** Start DATA EXTRACT **

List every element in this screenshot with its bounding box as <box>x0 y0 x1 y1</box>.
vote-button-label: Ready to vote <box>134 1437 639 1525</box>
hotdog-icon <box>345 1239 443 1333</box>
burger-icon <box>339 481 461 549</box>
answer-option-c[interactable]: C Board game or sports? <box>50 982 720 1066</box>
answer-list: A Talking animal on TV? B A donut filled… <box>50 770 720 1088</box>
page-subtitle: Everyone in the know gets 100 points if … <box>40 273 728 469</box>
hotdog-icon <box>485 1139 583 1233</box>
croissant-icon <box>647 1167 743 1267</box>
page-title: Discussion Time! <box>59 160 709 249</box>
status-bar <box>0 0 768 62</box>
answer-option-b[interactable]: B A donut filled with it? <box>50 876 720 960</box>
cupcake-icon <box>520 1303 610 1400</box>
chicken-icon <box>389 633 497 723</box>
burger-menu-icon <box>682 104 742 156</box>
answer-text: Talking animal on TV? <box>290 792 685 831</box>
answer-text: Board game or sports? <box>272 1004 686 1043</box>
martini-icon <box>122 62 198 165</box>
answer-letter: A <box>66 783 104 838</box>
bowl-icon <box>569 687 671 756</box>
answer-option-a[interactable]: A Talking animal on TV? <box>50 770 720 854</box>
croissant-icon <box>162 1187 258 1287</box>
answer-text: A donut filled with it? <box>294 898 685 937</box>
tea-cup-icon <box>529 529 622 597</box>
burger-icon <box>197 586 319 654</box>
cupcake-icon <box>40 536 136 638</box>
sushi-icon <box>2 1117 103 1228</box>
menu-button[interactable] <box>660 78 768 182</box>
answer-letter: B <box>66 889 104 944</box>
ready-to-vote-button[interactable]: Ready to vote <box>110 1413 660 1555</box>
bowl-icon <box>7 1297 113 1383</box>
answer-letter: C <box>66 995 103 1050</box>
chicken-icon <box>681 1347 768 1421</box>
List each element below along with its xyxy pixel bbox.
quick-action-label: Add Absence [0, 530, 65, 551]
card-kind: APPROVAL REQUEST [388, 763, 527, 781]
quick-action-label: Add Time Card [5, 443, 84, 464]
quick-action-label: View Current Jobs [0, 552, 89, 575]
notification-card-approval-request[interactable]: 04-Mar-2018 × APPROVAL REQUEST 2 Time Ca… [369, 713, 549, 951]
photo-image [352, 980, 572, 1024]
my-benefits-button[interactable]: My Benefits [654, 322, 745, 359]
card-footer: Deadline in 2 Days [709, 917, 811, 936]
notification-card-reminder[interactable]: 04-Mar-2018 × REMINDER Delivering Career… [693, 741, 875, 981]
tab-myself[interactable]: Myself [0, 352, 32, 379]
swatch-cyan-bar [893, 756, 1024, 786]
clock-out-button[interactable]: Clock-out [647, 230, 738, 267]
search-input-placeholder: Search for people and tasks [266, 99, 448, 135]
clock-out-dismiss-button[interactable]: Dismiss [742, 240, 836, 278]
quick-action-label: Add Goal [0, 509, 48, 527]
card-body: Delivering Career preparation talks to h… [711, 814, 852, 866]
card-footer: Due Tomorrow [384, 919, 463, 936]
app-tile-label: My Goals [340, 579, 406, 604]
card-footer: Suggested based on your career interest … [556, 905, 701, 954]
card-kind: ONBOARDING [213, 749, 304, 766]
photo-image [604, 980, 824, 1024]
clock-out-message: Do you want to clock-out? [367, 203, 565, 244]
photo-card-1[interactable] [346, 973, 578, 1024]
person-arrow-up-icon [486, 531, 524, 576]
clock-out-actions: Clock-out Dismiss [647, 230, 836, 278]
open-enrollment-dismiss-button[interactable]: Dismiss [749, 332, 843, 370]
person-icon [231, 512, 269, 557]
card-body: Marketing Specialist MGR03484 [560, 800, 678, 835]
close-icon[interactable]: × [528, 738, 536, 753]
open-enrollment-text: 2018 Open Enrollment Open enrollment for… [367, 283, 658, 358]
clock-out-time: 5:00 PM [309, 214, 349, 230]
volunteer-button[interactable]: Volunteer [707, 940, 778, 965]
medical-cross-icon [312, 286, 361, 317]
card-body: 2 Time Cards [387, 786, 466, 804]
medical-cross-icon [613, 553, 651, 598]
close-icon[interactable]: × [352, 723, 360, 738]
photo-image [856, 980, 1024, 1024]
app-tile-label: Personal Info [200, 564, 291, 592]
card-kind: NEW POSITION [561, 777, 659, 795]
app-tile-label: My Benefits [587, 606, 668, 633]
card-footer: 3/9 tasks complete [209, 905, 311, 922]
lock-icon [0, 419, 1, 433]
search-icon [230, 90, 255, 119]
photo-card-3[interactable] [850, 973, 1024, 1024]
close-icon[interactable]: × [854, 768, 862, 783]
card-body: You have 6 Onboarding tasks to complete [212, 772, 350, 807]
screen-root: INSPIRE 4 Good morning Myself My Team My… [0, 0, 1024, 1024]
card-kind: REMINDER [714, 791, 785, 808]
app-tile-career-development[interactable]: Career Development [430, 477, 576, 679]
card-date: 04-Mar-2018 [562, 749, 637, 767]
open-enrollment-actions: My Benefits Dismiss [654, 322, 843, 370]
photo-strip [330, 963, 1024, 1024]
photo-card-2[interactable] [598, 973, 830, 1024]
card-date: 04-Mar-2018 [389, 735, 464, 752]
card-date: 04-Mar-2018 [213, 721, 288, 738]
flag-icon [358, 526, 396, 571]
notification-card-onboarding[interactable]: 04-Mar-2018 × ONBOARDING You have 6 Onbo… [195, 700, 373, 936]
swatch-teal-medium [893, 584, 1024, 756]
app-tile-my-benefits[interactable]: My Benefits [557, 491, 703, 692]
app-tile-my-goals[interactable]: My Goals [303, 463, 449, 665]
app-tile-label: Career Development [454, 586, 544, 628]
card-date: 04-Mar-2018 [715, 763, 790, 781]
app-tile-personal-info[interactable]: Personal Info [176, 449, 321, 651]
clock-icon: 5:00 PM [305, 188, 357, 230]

** End DATA EXTRACT **

> _PROBLEM TO SOLVE_: Print the records from the very start through the line containing "hotdog-icon <box>485 1139 583 1233</box>", keeping every line as it is.

> _RESULT OF THIS EXERCISE_:
List every element in this screenshot with its bounding box as <box>x0 y0 x1 y1</box>.
vote-button-label: Ready to vote <box>134 1437 639 1525</box>
hotdog-icon <box>345 1239 443 1333</box>
burger-icon <box>339 481 461 549</box>
answer-option-c[interactable]: C Board game or sports? <box>50 982 720 1066</box>
answer-list: A Talking animal on TV? B A donut filled… <box>50 770 720 1088</box>
page-subtitle: Everyone in the know gets 100 points if … <box>40 273 728 469</box>
hotdog-icon <box>485 1139 583 1233</box>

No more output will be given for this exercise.